(GOAL OF THE EXERCISE): Copy out all of the data exactly as it appears.

Dataset items:
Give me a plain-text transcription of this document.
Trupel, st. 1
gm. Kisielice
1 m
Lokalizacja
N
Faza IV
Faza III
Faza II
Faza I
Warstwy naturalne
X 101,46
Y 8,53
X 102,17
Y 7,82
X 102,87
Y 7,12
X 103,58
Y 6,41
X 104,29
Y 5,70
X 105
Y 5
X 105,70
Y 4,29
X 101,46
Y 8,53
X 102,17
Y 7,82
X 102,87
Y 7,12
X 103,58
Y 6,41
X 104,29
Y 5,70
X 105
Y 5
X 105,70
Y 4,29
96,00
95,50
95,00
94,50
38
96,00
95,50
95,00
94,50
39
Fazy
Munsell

(SOLUTION FOR THIS PROBLEM):
Give me a plain-text transcription of this document.
Trupel, st. 1
gm. Kisielice
1 m
Lokalizacja
N
Faza IV
Faza III
Faza II
Faza I
Warstwy naturalne
X 101,46
Y 8,53
X 102,17
Y 7,82
X 102,87
Y 7,12
X 103,58
Y 6,41
X 104,29
Y 5,70
X 105
Y 5
X 105,70
Y 4,29
X 101,46
Y 8,53
X 102,17
Y 7,82
X 102,87
Y 7,12
X 103,58
Y 6,41
X 104,29
Y 5,70
X 105
Y 5
X 105,70
Y 4,29
96,00
95,50
95,00
94,50
38
96,00
95,50
95,00
94,50
39
Fazy
Munsell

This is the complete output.